- What the task asks
Transcribe all of the material exactly. Any picture in it should be left out.

[BEGIN Supplied material]

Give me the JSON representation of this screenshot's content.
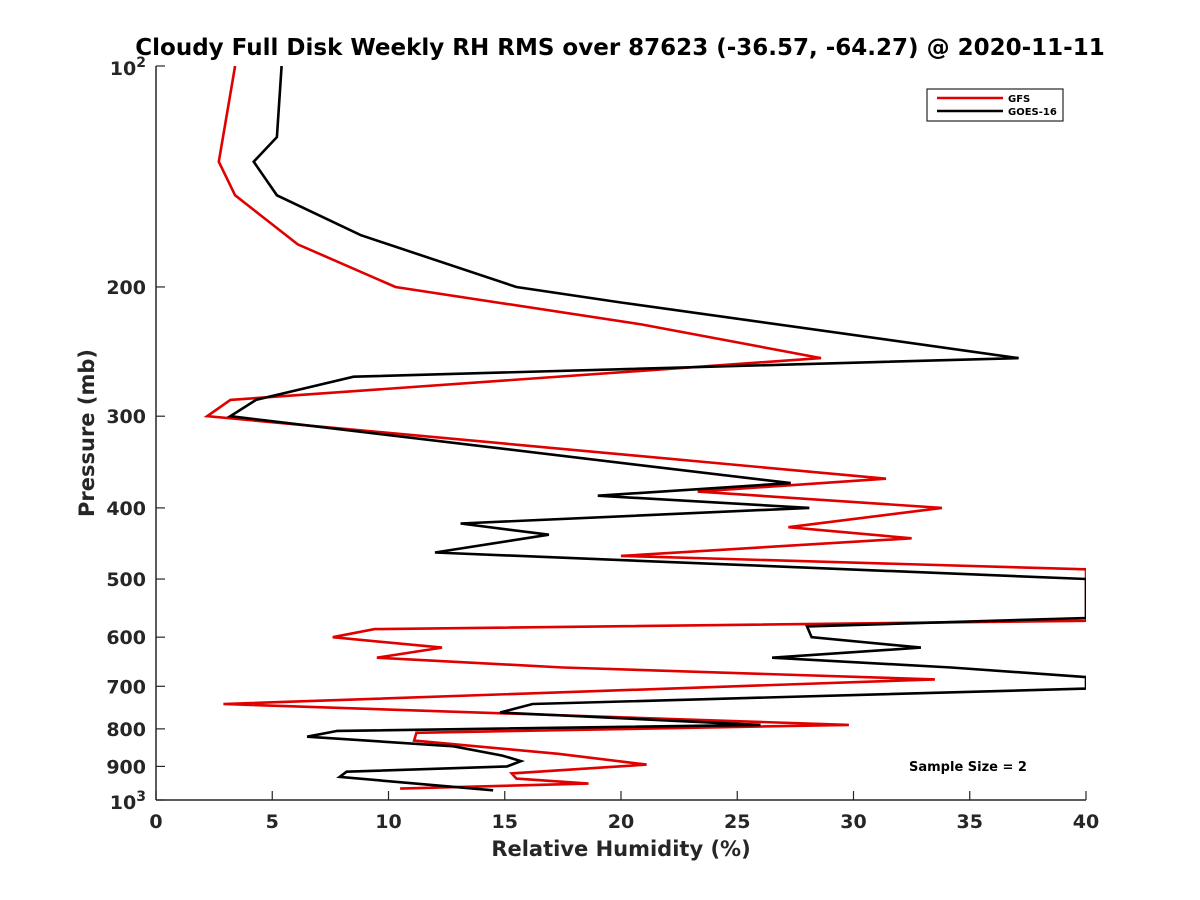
{
  "chart_data": {
    "type": "line",
    "title": "Cloudy Full Disk Weekly RH RMS over 87623 (-36.57, -64.27) @ 2020-11-11",
    "xlabel": "Relative Humidity (%)",
    "ylabel": "Pressure (mb)",
    "xlim": [
      0,
      40
    ],
    "ylim": [
      100,
      1000
    ],
    "y_scale": "log",
    "y_reversed": true,
    "grid": false,
    "legend_position": "top-right",
    "x_ticks": [
      "0",
      "5",
      "10",
      "15",
      "20",
      "25",
      "30",
      "35",
      "40"
    ],
    "y_ticks": [
      {
        "value": 100,
        "base": "10",
        "exp": "2"
      },
      {
        "value": 200,
        "label": "200"
      },
      {
        "value": 300,
        "label": "300"
      },
      {
        "value": 400,
        "label": "400"
      },
      {
        "value": 500,
        "label": "500"
      },
      {
        "value": 600,
        "label": "600"
      },
      {
        "value": 700,
        "label": "700"
      },
      {
        "value": 800,
        "label": "800"
      },
      {
        "value": 900,
        "label": "900"
      },
      {
        "value": 1000,
        "base": "10",
        "exp": "3"
      }
    ],
    "series": [
      {
        "name": "GFS",
        "color": "#e00000",
        "points": [
          [
            3.4,
            100
          ],
          [
            2.7,
            135
          ],
          [
            3.4,
            150
          ],
          [
            6.1,
            175
          ],
          [
            10.3,
            200
          ],
          [
            20.9,
            225
          ],
          [
            28.6,
            250
          ],
          [
            3.2,
            285
          ],
          [
            2.2,
            300
          ],
          [
            31.4,
            365
          ],
          [
            23.3,
            380
          ],
          [
            33.8,
            400
          ],
          [
            27.2,
            425
          ],
          [
            32.5,
            440
          ],
          [
            20.0,
            465
          ],
          [
            40.0,
            485
          ],
          [
            40.0,
            570
          ],
          [
            9.4,
            585
          ],
          [
            7.6,
            600
          ],
          [
            12.3,
            620
          ],
          [
            9.5,
            640
          ],
          [
            17.5,
            660
          ],
          [
            33.5,
            685
          ],
          [
            2.9,
            740
          ],
          [
            29.8,
            790
          ],
          [
            11.2,
            810
          ],
          [
            11.1,
            830
          ],
          [
            17.3,
            865
          ],
          [
            21.1,
            895
          ],
          [
            15.3,
            920
          ],
          [
            15.5,
            935
          ],
          [
            18.6,
            950
          ],
          [
            10.5,
            965
          ]
        ]
      },
      {
        "name": "GOES-16",
        "color": "#000000",
        "points": [
          [
            5.4,
            100
          ],
          [
            5.2,
            125
          ],
          [
            4.2,
            135
          ],
          [
            5.2,
            150
          ],
          [
            8.8,
            170
          ],
          [
            15.5,
            200
          ],
          [
            20.0,
            210
          ],
          [
            37.1,
            250
          ],
          [
            8.5,
            265
          ],
          [
            4.3,
            285
          ],
          [
            3.2,
            300
          ],
          [
            27.3,
            370
          ],
          [
            19.0,
            385
          ],
          [
            28.1,
            400
          ],
          [
            13.1,
            420
          ],
          [
            16.9,
            435
          ],
          [
            12.0,
            460
          ],
          [
            40.0,
            500
          ],
          [
            40.0,
            565
          ],
          [
            28.0,
            580
          ],
          [
            28.2,
            600
          ],
          [
            32.9,
            620
          ],
          [
            26.5,
            640
          ],
          [
            34.2,
            660
          ],
          [
            40.0,
            680
          ],
          [
            40.0,
            705
          ],
          [
            16.2,
            740
          ],
          [
            14.8,
            760
          ],
          [
            26.0,
            790
          ],
          [
            7.8,
            805
          ],
          [
            6.5,
            820
          ],
          [
            12.8,
            845
          ],
          [
            14.9,
            870
          ],
          [
            15.7,
            885
          ],
          [
            15.1,
            900
          ],
          [
            8.2,
            915
          ],
          [
            7.9,
            930
          ],
          [
            14.5,
            970
          ]
        ]
      }
    ],
    "annotation": "Sample Size = 2"
  }
}
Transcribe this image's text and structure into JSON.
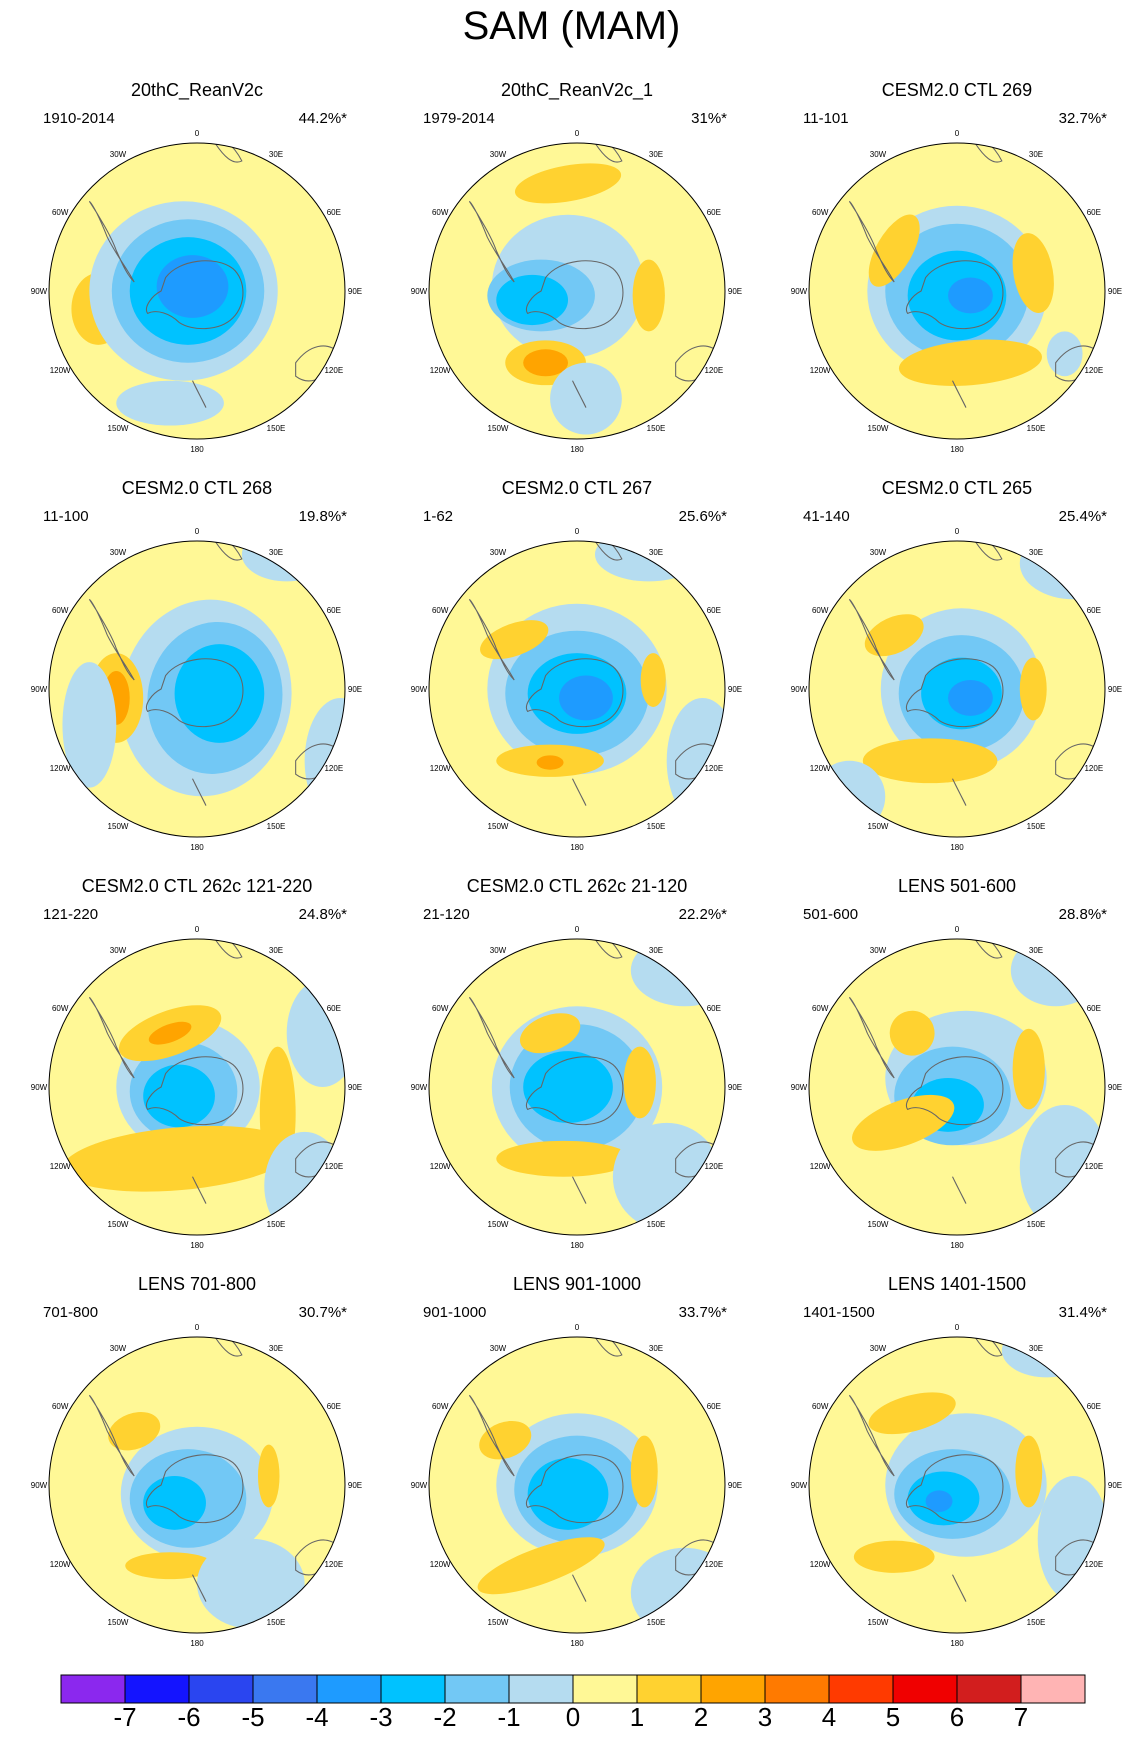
{
  "title": "SAM (MAM)",
  "lon_labels": [
    "0",
    "30E",
    "60E",
    "90E",
    "120E",
    "150E",
    "180",
    "150W",
    "120W",
    "90W",
    "60W",
    "30W"
  ],
  "panels": [
    {
      "title": "20thC_ReanV2c",
      "period": "1910-2014",
      "percent": "44.2%*"
    },
    {
      "title": "20thC_ReanV2c_1",
      "period": "1979-2014",
      "percent": "31%*"
    },
    {
      "title": "CESM2.0 CTL 269",
      "period": "11-101",
      "percent": "32.7%*"
    },
    {
      "title": "CESM2.0 CTL 268",
      "period": "11-100",
      "percent": "19.8%*"
    },
    {
      "title": "CESM2.0 CTL 267",
      "period": "1-62",
      "percent": "25.6%*"
    },
    {
      "title": "CESM2.0 CTL 265",
      "period": "41-140",
      "percent": "25.4%*"
    },
    {
      "title": "CESM2.0 CTL 262c 121-220",
      "period": "121-220",
      "percent": "24.8%*"
    },
    {
      "title": "CESM2.0 CTL 262c 21-120",
      "period": "21-120",
      "percent": "22.2%*"
    },
    {
      "title": "LENS 501-600",
      "period": "501-600",
      "percent": "28.8%*"
    },
    {
      "title": "LENS 701-800",
      "period": "701-800",
      "percent": "30.7%*"
    },
    {
      "title": "LENS 901-1000",
      "period": "901-1000",
      "percent": "33.7%*"
    },
    {
      "title": "LENS 1401-1500",
      "period": "1401-1500",
      "percent": "31.4%*"
    }
  ],
  "colorbar": {
    "labels": [
      "-7",
      "-6",
      "-5",
      "-4",
      "-3",
      "-2",
      "-1",
      "0",
      "1",
      "2",
      "3",
      "4",
      "5",
      "6",
      "7"
    ],
    "colors": [
      "#8b28ee",
      "#1414ff",
      "#2a45f0",
      "#3a78f0",
      "#1e9bff",
      "#00c2ff",
      "#72c8f5",
      "#b5dcf0",
      "#fff896",
      "#ffd230",
      "#ffa400",
      "#ff7a00",
      "#ff3a00",
      "#f00000",
      "#d21e1e",
      "#ffb4b4"
    ]
  }
}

[END Supplied material]

- Right answer
Give me the JSON representation of this screenshot's content.
{
  "chart_data": {
    "type": "line",
    "title": "Cloudy Full Disk Weekly RH RMS over 87623 (-36.57, -64.27) @ 2020-11-11",
    "xlabel": "Relative Humidity (%)",
    "ylabel": "Pressure (mb)",
    "xlim": [
      0,
      40
    ],
    "ylim": [
      100,
      1000
    ],
    "y_scale": "log",
    "y_reversed": true,
    "grid": false,
    "legend_position": "top-right",
    "x_ticks": [
      "0",
      "5",
      "10",
      "15",
      "20",
      "25",
      "30",
      "35",
      "40"
    ],
    "y_ticks": [
      {
        "value": 100,
        "base": "10",
        "exp": "2"
      },
      {
        "value": 200,
        "label": "200"
      },
      {
        "value": 300,
        "label": "300"
      },
      {
        "value": 400,
        "label": "400"
      },
      {
        "value": 500,
        "label": "500"
      },
      {
        "value": 600,
        "label": "600"
      },
      {
        "value": 700,
        "label": "700"
      },
      {
        "value": 800,
        "label": "800"
      },
      {
        "value": 900,
        "label": "900"
      },
      {
        "value": 1000,
        "base": "10",
        "exp": "3"
      }
    ],
    "series": [
      {
        "name": "GFS",
        "color": "#e00000",
        "points": [
          [
            3.4,
            100
          ],
          [
            2.7,
            135
          ],
          [
            3.4,
            150
          ],
          [
            6.1,
            175
          ],
          [
            10.3,
            200
          ],
          [
            20.9,
            225
          ],
          [
            28.6,
            250
          ],
          [
            3.2,
            285
          ],
          [
            2.2,
            300
          ],
          [
            31.4,
            365
          ],
          [
            23.3,
            380
          ],
          [
            33.8,
            400
          ],
          [
            27.2,
            425
          ],
          [
            32.5,
            440
          ],
          [
            20.0,
            465
          ],
          [
            40.0,
            485
          ],
          [
            40.0,
            570
          ],
          [
            9.4,
            585
          ],
          [
            7.6,
            600
          ],
          [
            12.3,
            620
          ],
          [
            9.5,
            640
          ],
          [
            17.5,
            660
          ],
          [
            33.5,
            685
          ],
          [
            2.9,
            740
          ],
          [
            29.8,
            790
          ],
          [
            11.2,
            810
          ],
          [
            11.1,
            830
          ],
          [
            17.3,
            865
          ],
          [
            21.1,
            895
          ],
          [
            15.3,
            920
          ],
          [
            15.5,
            935
          ],
          [
            18.6,
            950
          ],
          [
            10.5,
            965
          ]
        ]
      },
      {
        "name": "GOES-16",
        "color": "#000000",
        "points": [
          [
            5.4,
            100
          ],
          [
            5.2,
            125
          ],
          [
            4.2,
            135
          ],
          [
            5.2,
            150
          ],
          [
            8.8,
            170
          ],
          [
            15.5,
            200
          ],
          [
            20.0,
            210
          ],
          [
            37.1,
            250
          ],
          [
            8.5,
            265
          ],
          [
            4.3,
            285
          ],
          [
            3.2,
            300
          ],
          [
            27.3,
            370
          ],
          [
            19.0,
            385
          ],
          [
            28.1,
            400
          ],
          [
            13.1,
            420
          ],
          [
            16.9,
            435
          ],
          [
            12.0,
            460
          ],
          [
            40.0,
            500
          ],
          [
            40.0,
            565
          ],
          [
            28.0,
            580
          ],
          [
            28.2,
            600
          ],
          [
            32.9,
            620
          ],
          [
            26.5,
            640
          ],
          [
            34.2,
            660
          ],
          [
            40.0,
            680
          ],
          [
            40.0,
            705
          ],
          [
            16.2,
            740
          ],
          [
            14.8,
            760
          ],
          [
            26.0,
            790
          ],
          [
            7.8,
            805
          ],
          [
            6.5,
            820
          ],
          [
            12.8,
            845
          ],
          [
            14.9,
            870
          ],
          [
            15.7,
            885
          ],
          [
            15.1,
            900
          ],
          [
            8.2,
            915
          ],
          [
            7.9,
            930
          ],
          [
            14.5,
            970
          ]
        ]
      }
    ],
    "annotation": "Sample Size = 2"
  }
}
Transcribe this image's text and structure into JSON.
{
  "title": "SAM (MAM)",
  "lon_labels": [
    "0",
    "30E",
    "60E",
    "90E",
    "120E",
    "150E",
    "180",
    "150W",
    "120W",
    "90W",
    "60W",
    "30W"
  ],
  "panels": [
    {
      "title": "20thC_ReanV2c",
      "period": "1910-2014",
      "percent": "44.2%*"
    },
    {
      "title": "20thC_ReanV2c_1",
      "period": "1979-2014",
      "percent": "31%*"
    },
    {
      "title": "CESM2.0 CTL 269",
      "period": "11-101",
      "percent": "32.7%*"
    },
    {
      "title": "CESM2.0 CTL 268",
      "period": "11-100",
      "percent": "19.8%*"
    },
    {
      "title": "CESM2.0 CTL 267",
      "period": "1-62",
      "percent": "25.6%*"
    },
    {
      "title": "CESM2.0 CTL 265",
      "period": "41-140",
      "percent": "25.4%*"
    },
    {
      "title": "CESM2.0 CTL 262c 121-220",
      "period": "121-220",
      "percent": "24.8%*"
    },
    {
      "title": "CESM2.0 CTL 262c 21-120",
      "period": "21-120",
      "percent": "22.2%*"
    },
    {
      "title": "LENS 501-600",
      "period": "501-600",
      "percent": "28.8%*"
    },
    {
      "title": "LENS 701-800",
      "period": "701-800",
      "percent": "30.7%*"
    },
    {
      "title": "LENS 901-1000",
      "period": "901-1000",
      "percent": "33.7%*"
    },
    {
      "title": "LENS 1401-1500",
      "period": "1401-1500",
      "percent": "31.4%*"
    }
  ],
  "colorbar": {
    "labels": [
      "-7",
      "-6",
      "-5",
      "-4",
      "-3",
      "-2",
      "-1",
      "0",
      "1",
      "2",
      "3",
      "4",
      "5",
      "6",
      "7"
    ],
    "colors": [
      "#8b28ee",
      "#1414ff",
      "#2a45f0",
      "#3a78f0",
      "#1e9bff",
      "#00c2ff",
      "#72c8f5",
      "#b5dcf0",
      "#fff896",
      "#ffd230",
      "#ffa400",
      "#ff7a00",
      "#ff3a00",
      "#f00000",
      "#d21e1e",
      "#ffb4b4"
    ]
  }
}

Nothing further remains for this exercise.